Set task
Write out, exactly as they appear, only the lines running from the line with "Read this page and output its text content." to the final line of the listing; include both.

Extracted entries
┄┄┄┄┄┄┄┄┄┄┄┄┄┄┄┄┄┄┄┄
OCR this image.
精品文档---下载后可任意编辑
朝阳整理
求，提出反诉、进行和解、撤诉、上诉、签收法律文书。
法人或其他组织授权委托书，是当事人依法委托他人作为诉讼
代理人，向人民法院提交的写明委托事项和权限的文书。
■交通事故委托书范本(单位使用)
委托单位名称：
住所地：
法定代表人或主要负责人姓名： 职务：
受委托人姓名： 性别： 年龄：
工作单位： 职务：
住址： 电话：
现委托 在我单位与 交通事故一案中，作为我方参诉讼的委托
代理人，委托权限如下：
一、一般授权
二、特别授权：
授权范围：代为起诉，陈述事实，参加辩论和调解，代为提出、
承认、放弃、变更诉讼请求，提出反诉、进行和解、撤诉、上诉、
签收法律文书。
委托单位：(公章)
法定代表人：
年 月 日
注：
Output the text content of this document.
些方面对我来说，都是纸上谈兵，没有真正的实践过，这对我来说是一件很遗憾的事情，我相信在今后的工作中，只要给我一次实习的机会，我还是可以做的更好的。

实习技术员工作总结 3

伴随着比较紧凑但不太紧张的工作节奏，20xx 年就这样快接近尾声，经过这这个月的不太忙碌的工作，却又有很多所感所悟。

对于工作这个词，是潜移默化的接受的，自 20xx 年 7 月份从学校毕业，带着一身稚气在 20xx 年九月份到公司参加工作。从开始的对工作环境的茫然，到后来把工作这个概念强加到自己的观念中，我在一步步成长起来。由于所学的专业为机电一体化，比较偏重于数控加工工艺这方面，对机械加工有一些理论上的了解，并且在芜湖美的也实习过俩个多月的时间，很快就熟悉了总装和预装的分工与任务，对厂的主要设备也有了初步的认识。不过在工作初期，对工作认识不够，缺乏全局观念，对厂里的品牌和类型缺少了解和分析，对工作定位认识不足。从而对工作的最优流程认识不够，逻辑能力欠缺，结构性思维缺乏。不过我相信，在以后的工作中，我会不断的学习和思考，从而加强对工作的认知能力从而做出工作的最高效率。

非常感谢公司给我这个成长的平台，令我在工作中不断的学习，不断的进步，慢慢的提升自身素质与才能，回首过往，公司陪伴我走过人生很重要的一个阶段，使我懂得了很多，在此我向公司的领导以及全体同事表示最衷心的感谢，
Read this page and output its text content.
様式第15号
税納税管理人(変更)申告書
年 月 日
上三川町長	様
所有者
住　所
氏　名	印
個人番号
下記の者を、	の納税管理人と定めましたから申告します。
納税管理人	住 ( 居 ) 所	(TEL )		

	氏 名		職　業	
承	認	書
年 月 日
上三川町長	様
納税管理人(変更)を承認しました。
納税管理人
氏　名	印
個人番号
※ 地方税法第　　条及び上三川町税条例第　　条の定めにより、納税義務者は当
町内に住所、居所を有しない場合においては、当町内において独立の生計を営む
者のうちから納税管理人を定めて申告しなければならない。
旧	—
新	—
┄┄┄┄┄┄┄┄┄┄┄┄┄┄┄┄┄┄┄┄
Problem solution
Read this page and output its text content.
様式第15号
税納税管理人(変更)申告書
年 月 日
上三川町長	様
所有者
住　所
氏　名	印
個人番号
下記の者を、	の納税管理人と定めましたから申告します。
納税管理人	住 ( 居 ) 所	(TEL )		

	氏 名		職　業	
承	認	書
年 月 日
上三川町長	様
納税管理人(変更)を承認しました。
納税管理人
氏　名	印
個人番号
※ 地方税法第　　条及び上三川町税条例第　　条の定めにより、納税義務者は当
町内に住所、居所を有しない場合においては、当町内において独立の生計を営む
者のうちから納税管理人を定めて申告しなければならない。
旧	—
新	—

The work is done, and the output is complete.